▶ [Request] Please pull out every line that includes the string "العرب".

▶ [Provided data]
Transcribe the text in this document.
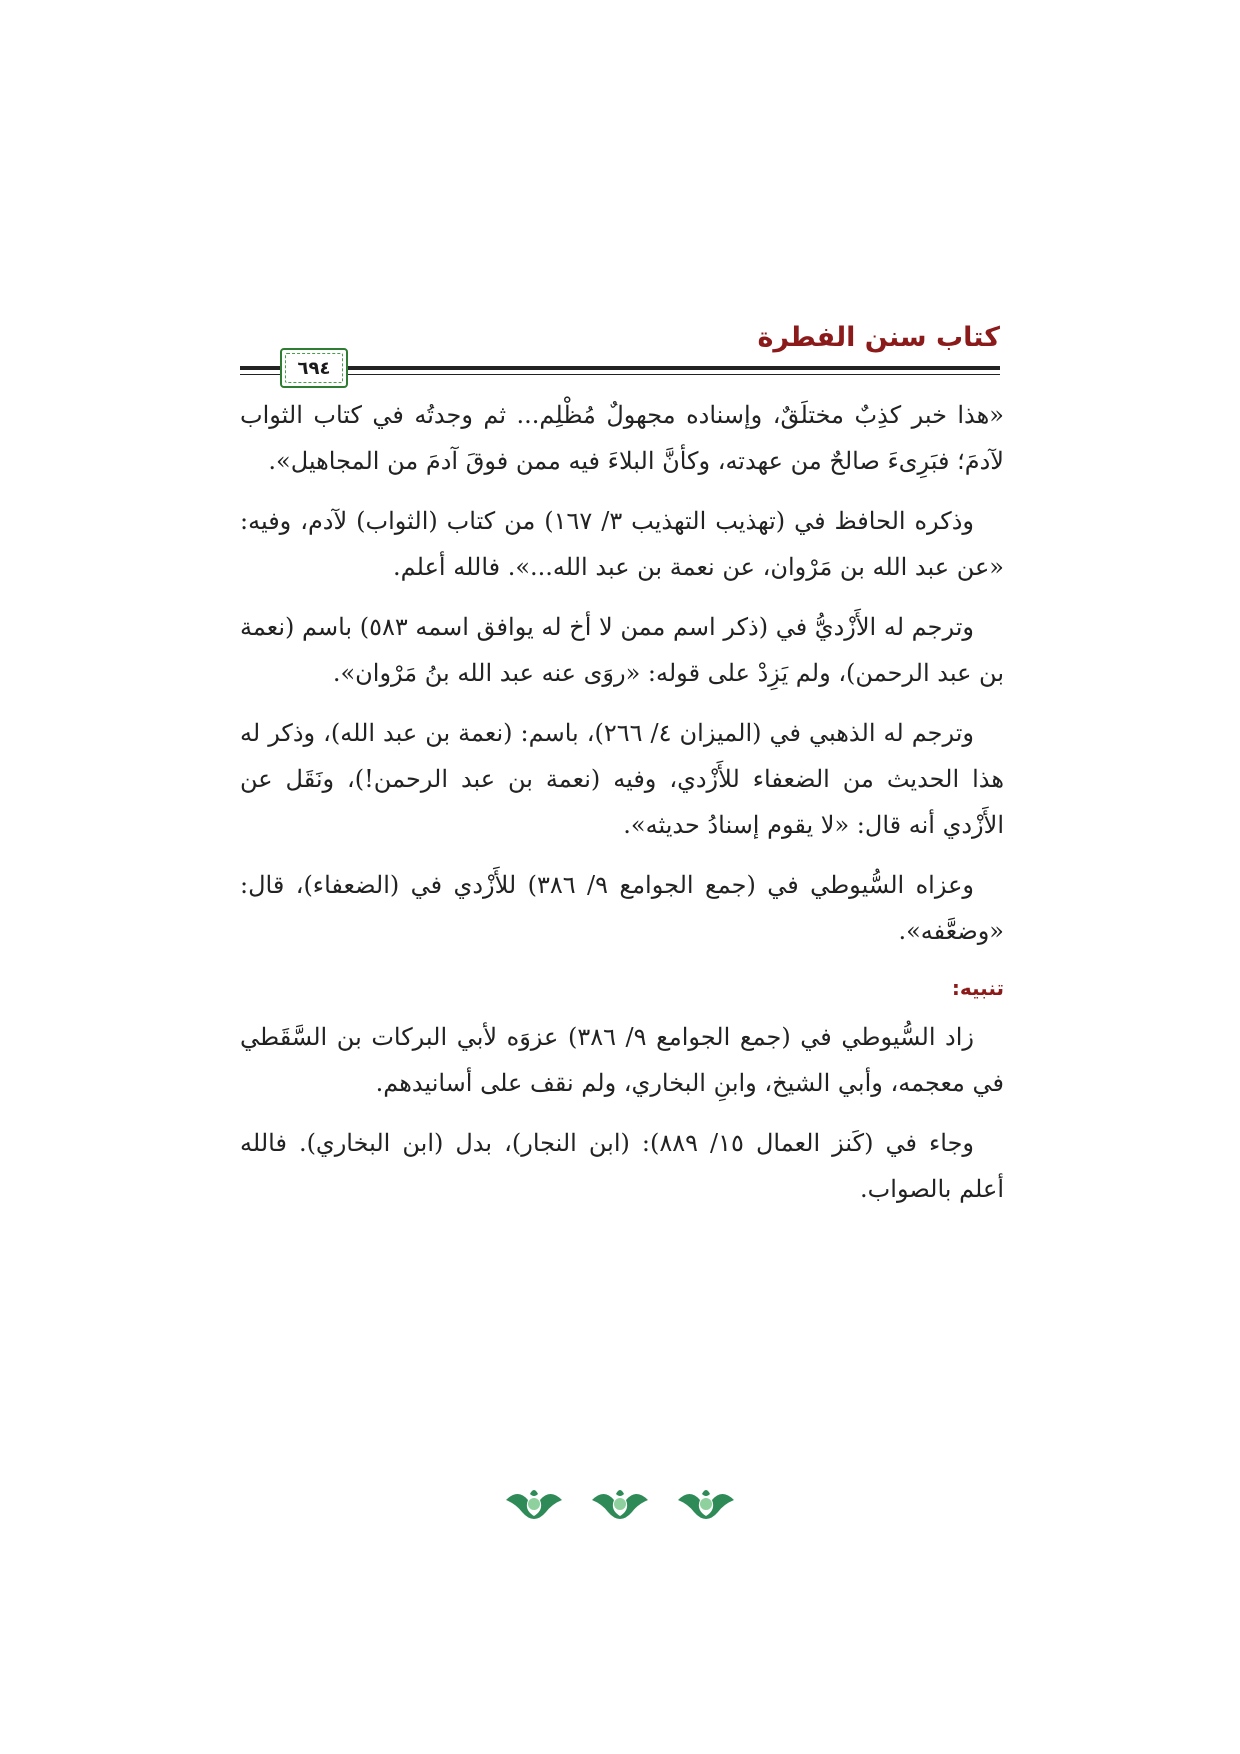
كتاب سنن الفطرة
٦٩٤

«هذا خبر كذِبٌ مختلَقٌ، وإسناده مجهولٌ مُظْلِم... ثم وجدتُه في كتاب الثواب لآدمَ؛ فبَرِىءَ صالحٌ من عهدته، وكأنَّ البلاءَ فيه ممن فوقَ آدمَ من المجاهيل».

وذكره الحافظ في (تهذيب التهذيب ٣/ ١٦٧) من كتاب (الثواب) لآدم، وفيه: «عن عبد الله بن مَرْوان، عن نعمة بن عبد الله...». فالله أعلم.

وترجم له الأَزْديُّ في (ذكر اسم ممن لا أخ له يوافق اسمه ٥٨٣) باسم (نعمة بن عبد الرحمن)، ولم يَزِدْ على قوله: «روَى عنه عبد الله بنُ مَرْوان».

وترجم له الذهبي في (الميزان ٤/ ٢٦٦)، باسم: (نعمة بن عبد الله)، وذكر له هذا الحديث من الضعفاء للأَزْدي، وفيه (نعمة بن عبد الرحمن!)، ونَقَل عن الأَزْدي أنه قال: «لا يقوم إسنادُ حديثه».

وعزاه السُّيوطي في (جمع الجوامع ٩/ ٣٨٦) للأَزْدي في (الضعفاء)، قال: «وضعَّفه».

تنبيه:

زاد السُّيوطي في (جمع الجوامع ٩/ ٣٨٦) عزوَه لأبي البركات بن السَّقَطي في معجمه، وأبي الشيخ، وابنِ البخاري، ولم نقف على أسانيدهم.

وجاء في (كَنز العمال ١٥/ ٨٨٩): (ابن النجار)، بدل (ابن البخاري). فالله أعلم بالصواب.
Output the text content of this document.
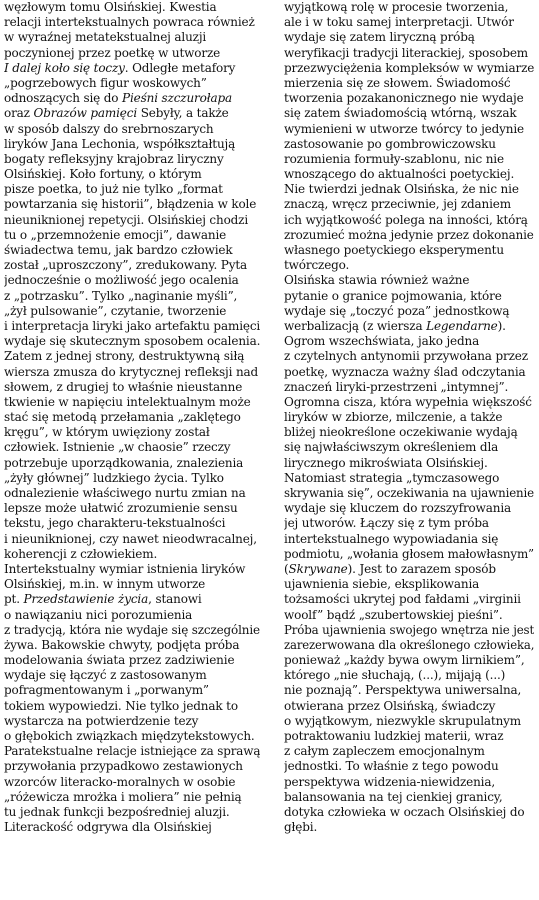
węzłowym tomu Olsińskiej. Kwestia
relacji intertekstualnych powraca również
w wyraźnej metatekstualnej aluzji
poczynionej przez poetkę w utworze
I dalej koło się toczy. Odległe metafory
„pogrzebowych figur woskowych”
odnoszących się do Pieśni szczurołapa
oraz Obrazów pamięci Sebyły, a także
w sposób dalszy do srebrnoszarych
liryków Jana Lechonia, współkształtują
bogaty refleksyjny krajobraz liryczny
Olsińskiej. Koło fortuny, o którym
pisze poetka, to już nie tylko „format
powtarzania się historii”, błądzenia w kole
nieuniknionej repetycji. Olsińskiej chodzi
tu o „przemnożenie emocji”, dawanie
świadectwa temu, jak bardzo człowiek
został „uproszczony”, zredukowany. Pyta
jednocześnie o możliwość jego ocalenia
z „potrzasku”. Tylko „naginanie myśli”,
„żył pulsowanie”, czytanie, tworzenie
i interpretacja liryki jako artefaktu pamięci
wydaje się skutecznym sposobem ocalenia.
Zatem z jednej strony, destruktywną siłą
wiersza zmusza do krytycznej refleksji nad
słowem, z drugiej to właśnie nieustanne
tkwienie w napięciu intelektualnym może
stać się metodą przełamania „zaklętego
kręgu”, w którym uwięziony został
człowiek. Istnienie „w chaosie” rzeczy
potrzebuje uporządkowania, znalezienia
„żyły głównej” ludzkiego życia. Tylko
odnalezienie właściwego nurtu zmian na
lepsze może ułatwić zrozumienie sensu
tekstu, jego charakteru-tekstualności
i nieuniknionej, czy nawet nieodwracalnej,
koherencji z człowiekiem.
Intertekstualny wymiar istnienia liryków
Olsińskiej, m.in. w innym utworze
pt. Przedstawienie życia, stanowi
o nawiązaniu nici porozumienia
z tradycją, która nie wydaje się szczególnie
żywa. Bakowskie chwyty, podjęta próba
modelowania świata przez zadziwienie
wydaje się łączyć z zastosowanym
pofragmentowanym i „porwanym”
tokiem wypowiedzi. Nie tylko jednak to
wystarcza na potwierdzenie tezy
o głębokich związkach międzytekstowych.
Paratekstualne relacje istniejące za sprawą
przywołania przypadkowo zestawionych
wzorców literacko-moralnych w osobie
„różewicza mrożka i moliera” nie pełnią
tu jednak funkcji bezpośredniej aluzji.
Literackość odgrywa dla Olsińskiej
wyjątkową rolę w procesie tworzenia,
ale i w toku samej interpretacji. Utwór
wydaje się zatem liryczną próbą
weryfikacji tradycji literackiej, sposobem
przezwyciężenia kompleksów w wymiarze
mierzenia się ze słowem. Świadomość
tworzenia pozakanonicznego nie wydaje
się zatem świadomością wtórną, wszak
wymienieni w utworze twórcy to jedynie
zastosowanie po gombrowiczowsku
rozumienia formuły-szablonu, nic nie
wnoszącego do aktualności poetyckiej.
Nie twierdzi jednak Olsińska, że nic nie
znaczą, wręcz przeciwnie, jej zdaniem
ich wyjątkowość polega na inności, którą
zrozumieć można jedynie przez dokonanie
własnego poetyckiego eksperymentu
twórczego.
Olsińska stawia również ważne
pytanie o granice pojmowania, które
wydaje się „toczyć poza” jednostkową
werbalizacją (z wiersza Legendarne).
Ogrom wszechświata, jako jedna
z czytelnych antynomii przywołana przez
poetkę, wyznacza ważny ślad odczytania
znaczeń liryki-przestrzeni „intymnej”.
Ogromna cisza, która wypełnia większość
liryków w zbiorze, milczenie, a także
bliżej nieokreślone oczekiwanie wydają
się najwłaściwszym określeniem dla
lirycznego mikroświata Olsińskiej.
Natomiast strategia „tymczasowego
skrywania się”, oczekiwania na ujawnienie
wydaje się kluczem do rozszyfrowania
jej utworów. Łączy się z tym próba
intertekstualnego wypowiadania się
podmiotu, „wołania głosem małowłasnym”
(Skrywane). Jest to zarazem sposób
ujawnienia siebie, eksplikowania
tożsamości ukrytej pod fałdami „virginii
woolf” bądź „szubertowskiej pieśni”.
Próba ujawnienia swojego wnętrza nie jest
zarezerwowana dla określonego człowieka,
ponieważ „każdy bywa owym lirnikiem”,
którego „nie słuchają, (...), mijają (...)
nie poznają”. Perspektywa uniwersalna,
otwierana przez Olsińską, świadczy
o wyjątkowym, niezwykle skrupulatnym
potraktowaniu ludzkiej materii, wraz
z całym zapleczem emocjonalnym
jednostki. To właśnie z tego powodu
perspektywa widzenia-niewidzenia,
balansowania na tej cienkiej granicy,
dotyka człowieka w oczach Olsińskiej do
głębi.
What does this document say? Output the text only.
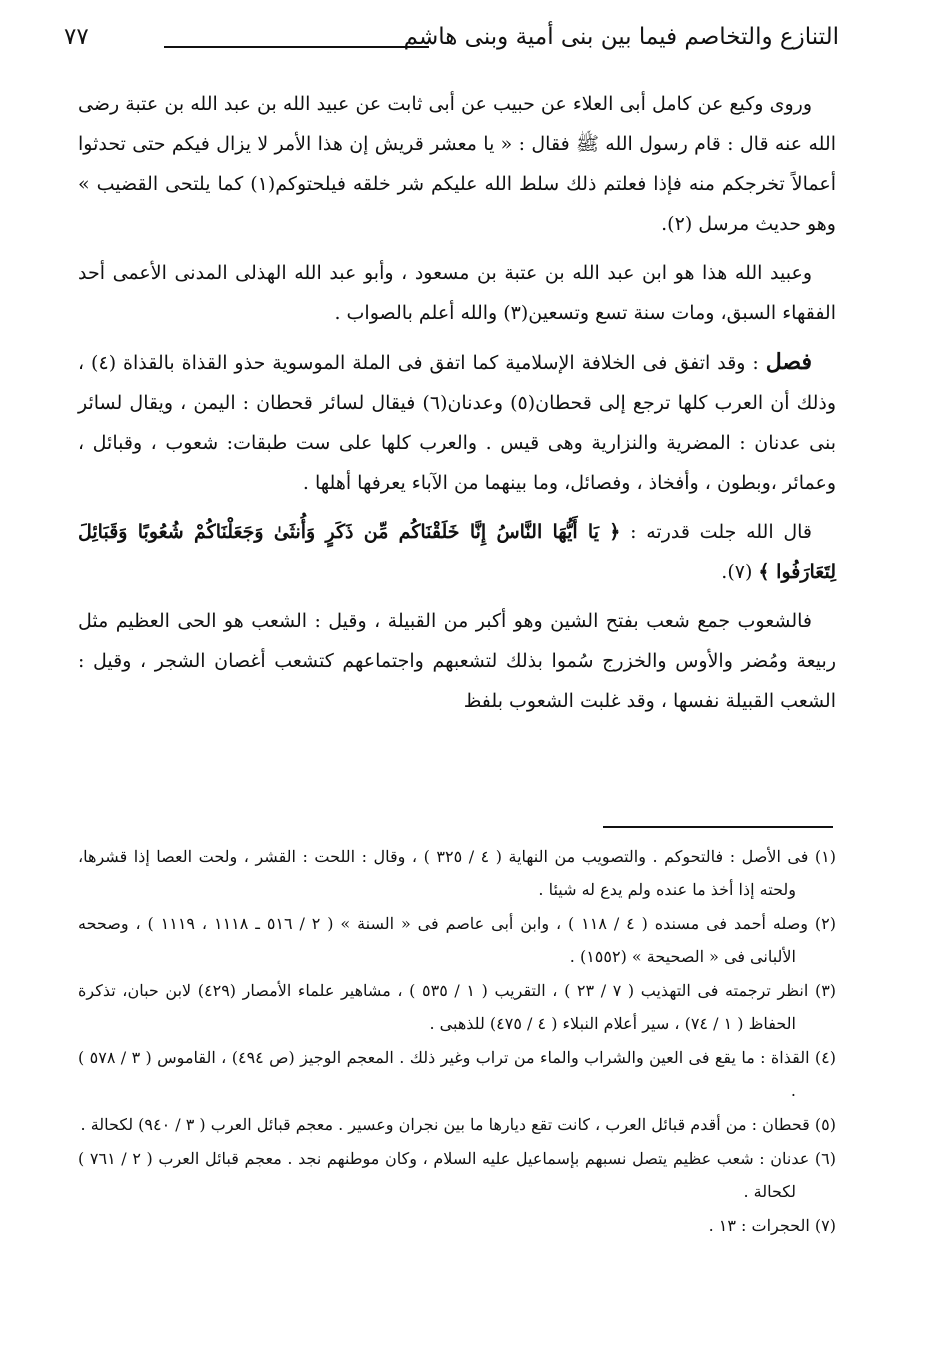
٧٧	التنازع والتخاصم فيما بين بنى أمية وبنى هاشم

وروى وكيع عن كامل أبى العلاء عن حبيب عن أبى ثابت عن عبيد الله بن عبد الله بن عتبة رضى الله عنه قال : قام رسول الله ﷺ فقال : « يا معشر قريش إن هذا الأمر لا يزال فيكم حتى تحدثوا أعمالاً تخرجكم منه فإذا فعلتم ذلك سلط الله عليكم شر خلقه فيلحتوكم(١) كما يلتحى القضيب » وهو حديث مرسل (٢).

وعبيد الله هذا هو ابن عبد الله بن عتبة بن مسعود ، وأبو عبد الله الهذلى المدنى الأعمى أحد الفقهاء السبق، ومات سنة تسع وتسعين(٣) والله أعلم بالصواب .

فصل : وقد اتفق فى الخلافة الإسلامية كما اتفق فى الملة الموسوية حذو القذاة بالقذاة (٤) ، وذلك أن العرب كلها ترجع إلى قحطان(٥) وعدنان(٦) فيقال لسائر قحطان : اليمن ، ويقال لسائر بنى عدنان : المضرية والنزارية وهى قيس . والعرب كلها على ست طبقات: شعوب ، وقبائل ، وعمائر ،وبطون ، وأفخاذ ، وفصائل، وما بينهما من الآباء يعرفها أهلها .

قال الله جلت قدرته : ﴿ يَا أَيُّهَا النَّاسُ إِنَّا خَلَقْنَاكُم مِّن ذَكَرٍ وَأُنثَىٰ وَجَعَلْنَاكُمْ شُعُوبًا وَقَبَائِلَ لِتَعَارَفُوا ﴾ (٧).

فالشعوب جمع شعب بفتح الشين وهو أكبر من القبيلة ، وقيل : الشعب هو الحى العظيم مثل ربيعة ومُضر والأوس والخزرج سُموا بذلك لتشعبهم واجتماعهم كتشعب أغصان الشجر ، وقيل : الشعب القبيلة نفسها ، وقد غلبت الشعوب بلفظ

(١) فى الأصل : فالتحوكم . والتصويب من النهاية ( ٤ / ٣٢٥ ) ، وقال : اللحت : القشر ، ولحت العصا إذا قشرها، ولحته إذا أخذ ما عنده ولم يدع له شيئا .

(٢) وصله أحمد فى مسنده ( ٤ / ١١٨ ) ، وابن أبى عاصم فى « السنة » ( ٢ / ٥١٦ ـ ١١١٨ ، ١١١٩ ) ، وصححه الألبانى فى « الصحيحة » (١٥٥٢) .

(٣) انظر ترجمته فى التهذيب ( ٧ / ٢٣ ) ، التقريب ( ١ / ٥٣٥ ) ، مشاهير علماء الأمصار (٤٢٩) لابن حبان، تذكرة الحفاظ ( ١ / ٧٤) ، سير أعلام النبلاء ( ٤ / ٤٧٥) للذهبى .

(٤) القذاة : ما يقع فى العين والشراب والماء من تراب وغير ذلك . المعجم الوجيز (ص ٤٩٤) ، القاموس ( ٣ / ٥٧٨ ) .

(٥) قحطان : من أقدم قبائل العرب ، كانت تقع ديارها ما بين نجران وعسير . معجم قبائل العرب ( ٣ / ٩٤٠) لكحالة .

(٦) عدنان : شعب عظيم يتصل نسبهم بإسماعيل عليه السلام ، وكان موطنهم نجد . معجم قبائل العرب ( ٢ / ٧٦١ ) لكحالة .

(٧) الحجرات : ١٣ .
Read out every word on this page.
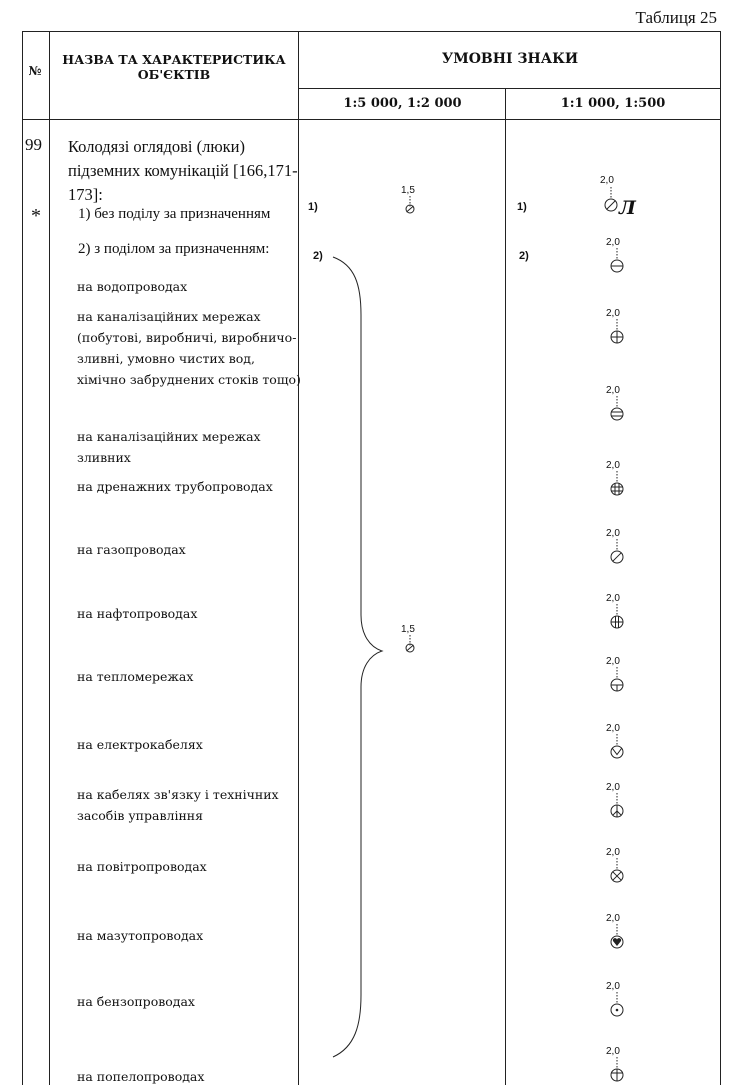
Таблиця 25
№
НАЗВА ТА ХАРАКТЕРИСТИКА ОБ'ЄКТІВ
УМОВНІ ЗНАКИ
1:5 000, 1:2 000	1:1 000, 1:500
99
*
Колодязі оглядові (люки) підземних комунікацій [166,171-173]:
1) без поділу за призначенням
2) з поділом за призначенням:
на водопроводах
на каналізаційних мережах (побутові, виробничі, виробничо-зливні, умовно чистих вод, хімічно забруднених стоків тощо)
на каналізаційних мережах зливних
на дренажних трубопроводах
на газопроводах
на нафтопроводах
на тепломережах
на електрокабелях
на кабелях зв'язку і технічних засобів управління
на повітропроводах
на мазутопроводах
на бензопроводах
на попелопроводах
1)
2)
1)
2)
1,5
1,5
2,0
Л
2,0
2,0
2,0
2,0
2,0
2,0
2,0
2,0
2,0
2,0
2,0
2,0
2,0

▶ [Task output]
فصل : وقد اتفق فى الخلافة الإسلامية كما اتفق فى الملة الموسوية حذو القذاة بالقذاة (٤) ، وذلك أن العرب كلها ترجع إلى قحطان(٥) وعدنان(٦) فيقال لسائر قحطان : اليمن ، ويقال لسائر بنى عدنان : المضرية والنزارية وهى قيس . والعرب كلها على ست طبقات: شعوب ، وقبائل ، وعمائر ،وبطون ، وأفخاذ ، وفصائل، وما بينهما من الآباء يعرفها أهلها .
(٥) قحطان : من أقدم قبائل العرب ، كانت تقع ديارها ما بين نجران وعسير . معجم قبائل العرب ( ٣ / ٩٤٠) لكحالة .
(٦) عدنان : شعب عظيم يتصل نسبهم بإسماعيل عليه السلام ، وكان موطنهم نجد . معجم قبائل العرب ( ٢ / ٧٦١ ) لكحالة .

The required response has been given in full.